■ **Testo selezionato**
--------------------
L’enciclica di Papa Francesco fra mistica e politica.

Ho letto  con emozione l’Enciclica “Tutti fratelli” di Papa  Francesco.

C’è tanta roba e nessuno può esimersi dal ragionare con attenzione su questo documento che Papa Francesco  ha pubblicato domenica scorsa. Questo documento scritto per parlare prima di tutto ai potenti, per la sua importanza si erge al di sopra di ogni contrasto ideologico e morale. Né qualcuno avrebbe ragione di farsi alibi dello scudo di essere non credente: per primo perché gli argomenti affrontati in tutta la loro drammaticità sono indirizzati all’universo mondo e poi perché l’autorità di Francesco e la sua dignità sono la dignità della Chiesa cattolica che ha per fondamento indiscutibile la storia di venti secoli e la fede di centinaia di milioni di persone.

Non è dunque Papa Francesco l’eretico o il comunista che parla ma è la Chiesa cattolica che parla per bocca di lui con un messaggio che comporta una visione moderna della fede in stretta coerenza con il messaggio evangelico. Soltanto pochi anni fa esprimersi con un linguaggio simile sarebbe stato impossibile. Sarebbe, pertanto riduttivo definire Papa Francesco socialista o men che mai comunista, implicherebbe una visione fuorviante e falsa del suo messaggio. Con questo documento il Pontefice apre una strada ideologica lungo la quale uomini dalle diverse esperienze possano incontrarsi e mettere a confronto le rispettive idee per operare insieme un rinnovamento politico ed ecclesiale partendo dal presupposto che siamo “fratelli tutti”.

Negli otto capitoli dell’enciclica  Papa Francesco insiste su alcuni  punti specifici: i confini, la nozione di “guerra giusta” e la proprietà privata, la distorsione della globalizzazione e il peccato mortale del populismo.
--------------------
■ **Istruzioni esercizio**
a: Elenca i punti specifici su cui, secondo il testo selezionato, Papa Francesco insiste negli otto capitoli dell'enciclica.
b: Nel testo selezionato, qual è il fondamento indiscutibile della Chiesa cattolica?
L'elenco non serve per svolgere questi compiti.
--------------------
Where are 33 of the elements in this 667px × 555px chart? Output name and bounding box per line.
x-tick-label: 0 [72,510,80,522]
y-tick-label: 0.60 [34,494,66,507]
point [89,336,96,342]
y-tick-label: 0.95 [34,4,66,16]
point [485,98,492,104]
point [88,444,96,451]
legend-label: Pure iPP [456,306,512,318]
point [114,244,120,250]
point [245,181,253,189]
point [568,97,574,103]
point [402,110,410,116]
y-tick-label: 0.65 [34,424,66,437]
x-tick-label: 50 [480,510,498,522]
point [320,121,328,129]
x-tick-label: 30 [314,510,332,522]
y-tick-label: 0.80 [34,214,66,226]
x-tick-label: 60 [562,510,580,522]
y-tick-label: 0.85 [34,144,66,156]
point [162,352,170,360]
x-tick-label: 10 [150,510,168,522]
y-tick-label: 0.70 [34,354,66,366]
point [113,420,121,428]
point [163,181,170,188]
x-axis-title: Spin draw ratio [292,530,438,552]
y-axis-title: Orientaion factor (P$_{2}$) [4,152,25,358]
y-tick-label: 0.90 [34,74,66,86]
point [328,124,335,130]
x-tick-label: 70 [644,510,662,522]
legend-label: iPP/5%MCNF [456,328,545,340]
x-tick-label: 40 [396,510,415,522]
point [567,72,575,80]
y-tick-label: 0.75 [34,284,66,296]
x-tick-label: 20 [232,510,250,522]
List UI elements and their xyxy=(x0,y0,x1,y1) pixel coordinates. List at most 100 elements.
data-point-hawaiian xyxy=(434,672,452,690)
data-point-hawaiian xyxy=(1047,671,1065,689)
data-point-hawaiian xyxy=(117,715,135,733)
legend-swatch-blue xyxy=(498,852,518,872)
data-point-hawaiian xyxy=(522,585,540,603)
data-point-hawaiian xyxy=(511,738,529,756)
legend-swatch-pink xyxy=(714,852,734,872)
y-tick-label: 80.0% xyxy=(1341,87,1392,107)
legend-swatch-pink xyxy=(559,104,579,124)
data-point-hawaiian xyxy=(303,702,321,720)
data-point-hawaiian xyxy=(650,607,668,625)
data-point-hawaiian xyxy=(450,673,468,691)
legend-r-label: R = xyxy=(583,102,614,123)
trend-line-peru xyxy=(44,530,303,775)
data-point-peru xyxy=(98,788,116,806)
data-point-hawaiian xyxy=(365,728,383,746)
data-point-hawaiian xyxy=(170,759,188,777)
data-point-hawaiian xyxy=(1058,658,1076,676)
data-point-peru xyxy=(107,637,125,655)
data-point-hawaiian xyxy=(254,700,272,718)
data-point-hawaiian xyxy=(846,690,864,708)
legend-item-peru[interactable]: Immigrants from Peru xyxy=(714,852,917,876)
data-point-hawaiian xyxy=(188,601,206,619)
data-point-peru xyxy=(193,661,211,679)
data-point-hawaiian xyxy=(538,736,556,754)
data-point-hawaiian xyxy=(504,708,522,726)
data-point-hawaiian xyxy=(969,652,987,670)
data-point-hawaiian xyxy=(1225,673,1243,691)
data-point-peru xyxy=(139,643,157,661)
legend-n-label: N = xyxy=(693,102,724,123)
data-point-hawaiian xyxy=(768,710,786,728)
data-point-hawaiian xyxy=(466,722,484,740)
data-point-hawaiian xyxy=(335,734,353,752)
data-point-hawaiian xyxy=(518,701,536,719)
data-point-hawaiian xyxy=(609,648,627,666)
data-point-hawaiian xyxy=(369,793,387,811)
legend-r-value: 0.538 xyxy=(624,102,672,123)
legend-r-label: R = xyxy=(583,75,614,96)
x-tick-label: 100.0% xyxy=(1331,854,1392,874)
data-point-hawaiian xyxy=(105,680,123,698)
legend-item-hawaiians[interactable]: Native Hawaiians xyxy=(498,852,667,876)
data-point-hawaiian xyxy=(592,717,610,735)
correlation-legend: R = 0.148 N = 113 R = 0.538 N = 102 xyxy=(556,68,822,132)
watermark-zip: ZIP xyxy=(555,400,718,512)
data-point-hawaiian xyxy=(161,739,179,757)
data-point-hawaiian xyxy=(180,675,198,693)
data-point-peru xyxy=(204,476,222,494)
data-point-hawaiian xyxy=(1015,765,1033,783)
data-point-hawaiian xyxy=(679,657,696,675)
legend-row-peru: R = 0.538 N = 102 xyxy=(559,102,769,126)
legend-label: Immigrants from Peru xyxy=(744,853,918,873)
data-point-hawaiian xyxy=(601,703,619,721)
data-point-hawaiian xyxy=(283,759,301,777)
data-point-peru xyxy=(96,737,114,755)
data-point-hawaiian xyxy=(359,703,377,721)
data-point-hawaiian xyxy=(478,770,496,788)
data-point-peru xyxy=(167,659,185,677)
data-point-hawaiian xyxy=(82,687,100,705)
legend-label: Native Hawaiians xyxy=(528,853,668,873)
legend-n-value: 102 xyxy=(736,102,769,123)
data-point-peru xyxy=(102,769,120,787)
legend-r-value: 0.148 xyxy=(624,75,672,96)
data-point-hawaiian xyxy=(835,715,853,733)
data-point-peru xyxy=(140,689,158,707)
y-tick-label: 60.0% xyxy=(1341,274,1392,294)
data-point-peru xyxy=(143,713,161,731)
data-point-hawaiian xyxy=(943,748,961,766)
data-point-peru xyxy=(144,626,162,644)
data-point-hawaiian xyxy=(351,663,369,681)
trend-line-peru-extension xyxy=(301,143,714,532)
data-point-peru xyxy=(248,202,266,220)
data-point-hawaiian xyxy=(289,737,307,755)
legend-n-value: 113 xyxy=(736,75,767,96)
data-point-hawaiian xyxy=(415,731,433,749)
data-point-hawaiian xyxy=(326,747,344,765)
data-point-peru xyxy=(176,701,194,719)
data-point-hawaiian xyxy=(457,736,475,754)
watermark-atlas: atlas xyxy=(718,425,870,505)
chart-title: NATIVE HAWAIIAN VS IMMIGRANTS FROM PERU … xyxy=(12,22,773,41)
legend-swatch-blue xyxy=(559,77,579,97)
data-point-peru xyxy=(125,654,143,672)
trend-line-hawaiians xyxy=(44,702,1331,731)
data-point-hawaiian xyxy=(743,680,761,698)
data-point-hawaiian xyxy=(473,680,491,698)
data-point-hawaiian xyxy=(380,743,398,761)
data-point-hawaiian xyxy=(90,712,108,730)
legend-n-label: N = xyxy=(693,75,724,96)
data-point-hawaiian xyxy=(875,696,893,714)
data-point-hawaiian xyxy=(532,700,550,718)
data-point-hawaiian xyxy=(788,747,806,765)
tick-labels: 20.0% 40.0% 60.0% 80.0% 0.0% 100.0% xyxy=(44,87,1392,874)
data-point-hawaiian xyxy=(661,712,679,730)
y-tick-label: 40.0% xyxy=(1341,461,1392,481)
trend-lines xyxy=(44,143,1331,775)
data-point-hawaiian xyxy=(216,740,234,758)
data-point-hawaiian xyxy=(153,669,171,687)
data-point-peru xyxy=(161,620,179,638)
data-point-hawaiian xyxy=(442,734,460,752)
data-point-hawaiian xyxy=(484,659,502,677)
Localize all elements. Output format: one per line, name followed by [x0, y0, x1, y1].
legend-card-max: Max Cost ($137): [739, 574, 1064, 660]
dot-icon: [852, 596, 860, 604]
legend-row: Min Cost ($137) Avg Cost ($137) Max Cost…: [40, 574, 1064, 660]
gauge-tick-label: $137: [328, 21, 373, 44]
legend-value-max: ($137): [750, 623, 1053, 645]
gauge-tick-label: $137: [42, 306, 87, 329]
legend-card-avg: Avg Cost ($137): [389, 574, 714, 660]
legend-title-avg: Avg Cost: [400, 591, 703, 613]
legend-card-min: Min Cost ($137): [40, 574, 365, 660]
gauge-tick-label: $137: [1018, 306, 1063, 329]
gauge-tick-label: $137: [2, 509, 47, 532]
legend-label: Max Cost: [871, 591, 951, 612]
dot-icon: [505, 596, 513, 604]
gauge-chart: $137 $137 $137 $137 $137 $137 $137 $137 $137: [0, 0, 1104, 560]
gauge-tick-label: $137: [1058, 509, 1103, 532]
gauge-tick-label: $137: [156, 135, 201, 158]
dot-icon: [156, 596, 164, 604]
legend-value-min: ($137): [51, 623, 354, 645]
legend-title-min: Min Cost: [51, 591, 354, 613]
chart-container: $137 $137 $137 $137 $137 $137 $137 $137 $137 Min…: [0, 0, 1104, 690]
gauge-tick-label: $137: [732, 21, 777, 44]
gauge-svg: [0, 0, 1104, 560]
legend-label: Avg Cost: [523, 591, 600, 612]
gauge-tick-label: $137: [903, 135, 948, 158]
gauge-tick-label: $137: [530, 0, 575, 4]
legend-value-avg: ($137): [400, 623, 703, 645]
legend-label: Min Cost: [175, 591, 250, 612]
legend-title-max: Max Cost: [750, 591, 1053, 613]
--------------------
■ **Esercizi risolti**
a:
- i confini
- la nozione di "guerra giusta"
- la proprietà privata
- la distorsione della globalizzazione
- il peccato mortale del populismo

b: La storia di venti secoli e la fede di centinaia di milioni di persone.